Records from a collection
# # # # # # #

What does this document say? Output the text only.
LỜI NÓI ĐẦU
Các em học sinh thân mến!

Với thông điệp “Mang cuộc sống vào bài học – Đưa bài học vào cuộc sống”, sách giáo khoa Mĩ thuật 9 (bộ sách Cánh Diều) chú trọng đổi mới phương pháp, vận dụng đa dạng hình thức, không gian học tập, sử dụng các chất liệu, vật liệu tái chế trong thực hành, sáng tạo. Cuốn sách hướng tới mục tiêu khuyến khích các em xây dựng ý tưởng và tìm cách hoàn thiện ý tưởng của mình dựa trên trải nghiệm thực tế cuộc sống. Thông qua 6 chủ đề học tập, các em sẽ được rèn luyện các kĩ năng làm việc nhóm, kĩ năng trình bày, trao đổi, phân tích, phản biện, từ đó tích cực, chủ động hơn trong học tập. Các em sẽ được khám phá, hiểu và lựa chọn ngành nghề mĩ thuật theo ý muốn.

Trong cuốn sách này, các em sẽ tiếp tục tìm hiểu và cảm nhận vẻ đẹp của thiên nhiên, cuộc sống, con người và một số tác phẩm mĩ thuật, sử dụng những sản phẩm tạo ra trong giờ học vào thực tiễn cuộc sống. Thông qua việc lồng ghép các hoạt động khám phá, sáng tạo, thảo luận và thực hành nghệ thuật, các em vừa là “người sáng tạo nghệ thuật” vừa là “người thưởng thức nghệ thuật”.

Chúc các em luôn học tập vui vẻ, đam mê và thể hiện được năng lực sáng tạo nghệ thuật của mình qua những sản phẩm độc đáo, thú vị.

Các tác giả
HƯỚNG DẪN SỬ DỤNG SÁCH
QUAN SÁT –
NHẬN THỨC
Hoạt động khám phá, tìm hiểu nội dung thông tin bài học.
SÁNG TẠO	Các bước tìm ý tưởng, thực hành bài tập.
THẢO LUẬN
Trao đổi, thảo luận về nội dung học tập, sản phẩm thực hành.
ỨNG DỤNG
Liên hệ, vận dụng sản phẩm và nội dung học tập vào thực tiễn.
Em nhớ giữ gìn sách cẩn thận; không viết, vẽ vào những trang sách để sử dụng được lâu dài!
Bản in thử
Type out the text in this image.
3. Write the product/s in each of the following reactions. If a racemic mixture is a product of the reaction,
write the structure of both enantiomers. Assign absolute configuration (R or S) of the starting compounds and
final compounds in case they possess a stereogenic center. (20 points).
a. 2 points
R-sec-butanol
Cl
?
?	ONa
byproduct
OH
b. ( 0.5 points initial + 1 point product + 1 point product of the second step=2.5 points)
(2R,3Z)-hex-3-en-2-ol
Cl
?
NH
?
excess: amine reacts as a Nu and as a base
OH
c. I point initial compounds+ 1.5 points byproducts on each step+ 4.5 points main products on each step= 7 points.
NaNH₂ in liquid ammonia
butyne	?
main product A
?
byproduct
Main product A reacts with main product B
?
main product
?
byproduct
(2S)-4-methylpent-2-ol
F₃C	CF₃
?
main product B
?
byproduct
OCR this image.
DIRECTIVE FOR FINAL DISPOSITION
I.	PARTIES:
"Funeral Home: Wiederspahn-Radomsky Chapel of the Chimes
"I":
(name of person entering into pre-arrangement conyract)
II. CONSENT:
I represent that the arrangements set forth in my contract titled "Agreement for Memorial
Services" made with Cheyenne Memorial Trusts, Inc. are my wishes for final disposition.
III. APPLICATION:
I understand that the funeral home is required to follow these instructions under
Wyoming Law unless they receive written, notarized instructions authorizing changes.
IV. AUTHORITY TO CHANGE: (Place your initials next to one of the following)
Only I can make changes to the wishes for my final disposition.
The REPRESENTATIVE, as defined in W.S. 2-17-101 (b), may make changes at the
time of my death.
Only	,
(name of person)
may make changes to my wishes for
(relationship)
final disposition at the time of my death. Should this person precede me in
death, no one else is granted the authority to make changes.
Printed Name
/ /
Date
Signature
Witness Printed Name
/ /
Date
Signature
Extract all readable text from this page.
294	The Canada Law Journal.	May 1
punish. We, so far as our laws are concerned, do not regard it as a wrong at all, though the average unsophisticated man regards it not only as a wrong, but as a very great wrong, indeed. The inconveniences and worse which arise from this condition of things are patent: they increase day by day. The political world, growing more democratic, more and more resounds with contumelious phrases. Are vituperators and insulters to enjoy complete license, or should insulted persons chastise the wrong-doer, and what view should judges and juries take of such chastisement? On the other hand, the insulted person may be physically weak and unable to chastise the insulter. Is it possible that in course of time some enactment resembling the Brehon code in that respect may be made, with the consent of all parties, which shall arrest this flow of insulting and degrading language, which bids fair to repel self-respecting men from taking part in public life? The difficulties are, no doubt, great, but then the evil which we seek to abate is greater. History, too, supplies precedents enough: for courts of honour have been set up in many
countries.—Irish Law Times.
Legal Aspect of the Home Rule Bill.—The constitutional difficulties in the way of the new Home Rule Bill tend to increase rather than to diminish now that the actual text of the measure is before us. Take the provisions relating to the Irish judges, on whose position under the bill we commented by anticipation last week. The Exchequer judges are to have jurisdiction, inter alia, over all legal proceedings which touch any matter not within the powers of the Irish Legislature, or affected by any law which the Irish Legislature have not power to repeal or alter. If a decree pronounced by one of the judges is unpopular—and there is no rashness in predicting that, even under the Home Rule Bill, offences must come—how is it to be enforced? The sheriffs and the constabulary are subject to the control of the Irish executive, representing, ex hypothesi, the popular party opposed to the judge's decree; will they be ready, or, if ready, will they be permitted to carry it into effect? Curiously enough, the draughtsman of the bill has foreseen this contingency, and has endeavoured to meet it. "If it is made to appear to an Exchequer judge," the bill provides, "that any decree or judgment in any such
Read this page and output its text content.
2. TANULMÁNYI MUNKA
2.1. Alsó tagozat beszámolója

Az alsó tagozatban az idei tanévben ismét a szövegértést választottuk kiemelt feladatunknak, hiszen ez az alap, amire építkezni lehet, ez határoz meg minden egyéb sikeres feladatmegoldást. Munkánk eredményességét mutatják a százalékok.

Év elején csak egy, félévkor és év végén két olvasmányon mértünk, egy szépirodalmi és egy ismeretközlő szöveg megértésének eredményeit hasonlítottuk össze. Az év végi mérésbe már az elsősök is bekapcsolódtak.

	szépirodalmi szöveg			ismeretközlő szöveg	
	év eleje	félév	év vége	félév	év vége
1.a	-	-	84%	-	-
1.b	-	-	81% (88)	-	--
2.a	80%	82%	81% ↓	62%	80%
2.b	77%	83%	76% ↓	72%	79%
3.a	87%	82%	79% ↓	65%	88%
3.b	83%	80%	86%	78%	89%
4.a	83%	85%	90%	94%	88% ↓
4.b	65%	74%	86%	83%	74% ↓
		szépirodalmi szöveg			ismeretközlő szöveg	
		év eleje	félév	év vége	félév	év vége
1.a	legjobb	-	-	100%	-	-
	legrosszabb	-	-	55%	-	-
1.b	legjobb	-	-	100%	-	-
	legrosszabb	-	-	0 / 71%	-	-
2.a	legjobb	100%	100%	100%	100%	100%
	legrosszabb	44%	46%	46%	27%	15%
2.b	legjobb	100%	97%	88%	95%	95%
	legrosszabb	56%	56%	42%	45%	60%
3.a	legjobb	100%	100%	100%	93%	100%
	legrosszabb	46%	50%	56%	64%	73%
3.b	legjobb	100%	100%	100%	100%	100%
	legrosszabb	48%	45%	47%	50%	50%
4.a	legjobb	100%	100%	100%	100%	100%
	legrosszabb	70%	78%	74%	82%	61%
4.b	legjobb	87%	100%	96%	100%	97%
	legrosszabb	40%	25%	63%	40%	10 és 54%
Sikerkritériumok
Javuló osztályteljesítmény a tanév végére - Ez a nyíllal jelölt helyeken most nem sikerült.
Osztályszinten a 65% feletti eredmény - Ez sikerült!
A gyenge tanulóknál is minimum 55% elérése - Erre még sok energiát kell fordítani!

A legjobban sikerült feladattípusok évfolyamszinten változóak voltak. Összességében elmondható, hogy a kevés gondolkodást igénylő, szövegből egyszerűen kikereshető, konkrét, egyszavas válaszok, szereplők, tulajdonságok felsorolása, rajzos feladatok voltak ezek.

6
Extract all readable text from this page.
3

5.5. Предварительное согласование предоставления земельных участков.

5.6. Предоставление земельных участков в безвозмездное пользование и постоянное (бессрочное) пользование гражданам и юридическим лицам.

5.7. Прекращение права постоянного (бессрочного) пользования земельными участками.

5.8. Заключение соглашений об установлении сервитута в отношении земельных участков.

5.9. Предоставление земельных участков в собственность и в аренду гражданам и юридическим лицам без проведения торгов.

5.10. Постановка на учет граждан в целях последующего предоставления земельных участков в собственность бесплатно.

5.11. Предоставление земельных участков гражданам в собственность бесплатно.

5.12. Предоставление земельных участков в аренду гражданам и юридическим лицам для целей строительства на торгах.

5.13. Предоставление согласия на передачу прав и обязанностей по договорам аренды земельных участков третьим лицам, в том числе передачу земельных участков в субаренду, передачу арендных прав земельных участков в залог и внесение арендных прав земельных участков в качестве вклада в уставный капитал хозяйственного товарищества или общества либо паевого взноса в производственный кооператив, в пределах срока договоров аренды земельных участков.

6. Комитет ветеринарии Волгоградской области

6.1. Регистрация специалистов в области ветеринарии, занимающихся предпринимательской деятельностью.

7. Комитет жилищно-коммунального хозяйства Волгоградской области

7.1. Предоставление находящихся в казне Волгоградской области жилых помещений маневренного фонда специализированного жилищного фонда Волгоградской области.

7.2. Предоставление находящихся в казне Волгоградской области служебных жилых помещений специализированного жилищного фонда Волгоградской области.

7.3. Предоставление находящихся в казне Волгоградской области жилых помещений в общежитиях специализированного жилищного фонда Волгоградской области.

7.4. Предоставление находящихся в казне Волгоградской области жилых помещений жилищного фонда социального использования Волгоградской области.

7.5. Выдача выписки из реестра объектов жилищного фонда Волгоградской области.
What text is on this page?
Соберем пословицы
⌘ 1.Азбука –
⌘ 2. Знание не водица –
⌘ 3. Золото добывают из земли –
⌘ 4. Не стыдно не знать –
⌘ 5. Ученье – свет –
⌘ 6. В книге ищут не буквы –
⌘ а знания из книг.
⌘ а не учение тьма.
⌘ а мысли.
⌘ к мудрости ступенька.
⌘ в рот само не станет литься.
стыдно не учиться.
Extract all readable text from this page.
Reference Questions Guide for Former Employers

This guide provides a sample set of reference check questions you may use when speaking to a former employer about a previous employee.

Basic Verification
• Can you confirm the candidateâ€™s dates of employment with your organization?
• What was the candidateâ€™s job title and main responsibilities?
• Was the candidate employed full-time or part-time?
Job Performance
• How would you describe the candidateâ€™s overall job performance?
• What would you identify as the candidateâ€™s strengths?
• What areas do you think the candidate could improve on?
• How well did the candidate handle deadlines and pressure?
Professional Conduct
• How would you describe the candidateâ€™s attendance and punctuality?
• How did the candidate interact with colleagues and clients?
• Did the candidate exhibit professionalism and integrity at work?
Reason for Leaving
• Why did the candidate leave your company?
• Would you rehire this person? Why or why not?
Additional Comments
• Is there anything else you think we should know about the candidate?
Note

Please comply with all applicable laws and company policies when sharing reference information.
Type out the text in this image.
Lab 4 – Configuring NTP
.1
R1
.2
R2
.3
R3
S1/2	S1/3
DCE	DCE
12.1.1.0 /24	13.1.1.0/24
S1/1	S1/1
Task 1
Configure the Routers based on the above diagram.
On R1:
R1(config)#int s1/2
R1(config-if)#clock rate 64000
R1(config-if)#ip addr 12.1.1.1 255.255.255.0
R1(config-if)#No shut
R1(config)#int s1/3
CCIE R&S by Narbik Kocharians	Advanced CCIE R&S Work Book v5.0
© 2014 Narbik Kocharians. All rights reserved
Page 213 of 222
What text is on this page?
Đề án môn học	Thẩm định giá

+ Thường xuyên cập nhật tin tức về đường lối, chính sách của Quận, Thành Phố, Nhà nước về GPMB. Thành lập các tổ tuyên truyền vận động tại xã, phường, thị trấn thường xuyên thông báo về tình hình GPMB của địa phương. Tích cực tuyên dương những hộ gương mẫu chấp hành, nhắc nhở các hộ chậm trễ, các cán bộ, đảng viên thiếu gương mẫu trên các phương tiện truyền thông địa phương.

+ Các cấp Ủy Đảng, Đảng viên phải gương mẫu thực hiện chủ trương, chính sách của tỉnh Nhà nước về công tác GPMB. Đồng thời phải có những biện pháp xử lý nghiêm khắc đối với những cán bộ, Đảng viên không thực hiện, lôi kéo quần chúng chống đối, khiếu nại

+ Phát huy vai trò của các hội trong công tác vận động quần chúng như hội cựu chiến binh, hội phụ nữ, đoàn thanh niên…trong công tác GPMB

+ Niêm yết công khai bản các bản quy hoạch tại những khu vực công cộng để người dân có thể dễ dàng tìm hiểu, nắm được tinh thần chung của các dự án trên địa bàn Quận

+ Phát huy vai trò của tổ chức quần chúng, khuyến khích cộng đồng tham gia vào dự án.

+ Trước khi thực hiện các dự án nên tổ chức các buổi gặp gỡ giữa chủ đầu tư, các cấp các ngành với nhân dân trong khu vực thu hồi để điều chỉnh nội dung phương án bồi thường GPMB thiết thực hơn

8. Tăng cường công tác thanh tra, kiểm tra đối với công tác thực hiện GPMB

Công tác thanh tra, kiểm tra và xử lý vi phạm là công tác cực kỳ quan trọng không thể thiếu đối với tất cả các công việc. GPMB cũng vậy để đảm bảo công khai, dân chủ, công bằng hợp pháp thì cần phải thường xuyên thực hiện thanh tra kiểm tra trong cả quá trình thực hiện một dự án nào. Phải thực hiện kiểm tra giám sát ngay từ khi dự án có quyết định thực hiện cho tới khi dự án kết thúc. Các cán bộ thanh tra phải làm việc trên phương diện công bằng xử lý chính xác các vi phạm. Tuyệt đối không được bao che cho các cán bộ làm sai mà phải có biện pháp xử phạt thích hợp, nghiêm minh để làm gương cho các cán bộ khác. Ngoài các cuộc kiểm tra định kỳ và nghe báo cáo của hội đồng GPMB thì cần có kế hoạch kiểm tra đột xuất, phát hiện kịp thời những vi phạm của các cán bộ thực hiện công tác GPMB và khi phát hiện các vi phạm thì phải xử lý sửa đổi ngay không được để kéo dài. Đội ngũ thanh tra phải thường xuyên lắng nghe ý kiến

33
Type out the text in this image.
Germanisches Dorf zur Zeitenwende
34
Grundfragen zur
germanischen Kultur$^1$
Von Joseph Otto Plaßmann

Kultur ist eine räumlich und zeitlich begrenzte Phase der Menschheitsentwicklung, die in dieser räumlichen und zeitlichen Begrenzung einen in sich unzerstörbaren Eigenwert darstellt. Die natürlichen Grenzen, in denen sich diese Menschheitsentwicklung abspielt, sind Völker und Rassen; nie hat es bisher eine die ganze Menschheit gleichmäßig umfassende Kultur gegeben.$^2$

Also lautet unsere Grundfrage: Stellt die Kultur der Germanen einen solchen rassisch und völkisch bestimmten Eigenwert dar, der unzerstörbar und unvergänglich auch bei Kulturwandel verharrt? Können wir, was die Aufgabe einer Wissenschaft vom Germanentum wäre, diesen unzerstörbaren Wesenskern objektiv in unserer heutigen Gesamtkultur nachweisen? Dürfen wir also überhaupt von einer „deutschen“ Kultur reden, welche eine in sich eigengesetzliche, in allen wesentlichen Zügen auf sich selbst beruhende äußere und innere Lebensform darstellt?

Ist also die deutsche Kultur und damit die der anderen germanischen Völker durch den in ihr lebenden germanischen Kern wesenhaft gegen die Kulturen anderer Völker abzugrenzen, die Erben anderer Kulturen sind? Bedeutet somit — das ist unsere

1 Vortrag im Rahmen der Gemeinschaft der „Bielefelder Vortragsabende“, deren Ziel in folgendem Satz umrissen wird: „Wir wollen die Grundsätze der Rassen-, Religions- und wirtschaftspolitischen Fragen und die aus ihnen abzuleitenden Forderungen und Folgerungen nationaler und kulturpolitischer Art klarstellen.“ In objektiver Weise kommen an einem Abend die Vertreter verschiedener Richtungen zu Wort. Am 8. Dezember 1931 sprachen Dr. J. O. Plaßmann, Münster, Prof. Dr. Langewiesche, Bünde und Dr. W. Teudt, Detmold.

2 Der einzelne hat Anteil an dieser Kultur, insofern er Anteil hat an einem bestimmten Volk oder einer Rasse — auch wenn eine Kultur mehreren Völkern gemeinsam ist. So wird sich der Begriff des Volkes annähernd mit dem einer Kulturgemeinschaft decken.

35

# # # # # # #

TASK DIRECTIONS: Within the material above, find the lines that contain the word "make"; copy them.

WRITTEN RESPONSE:
Only I can make changes to the wishes for my final disposition.
The REPRESENTATIVE, as defined in W.S. 2-17-101 (b), may make changes at the
may make changes to my wishes for
death, no one else is granted the authority to make changes.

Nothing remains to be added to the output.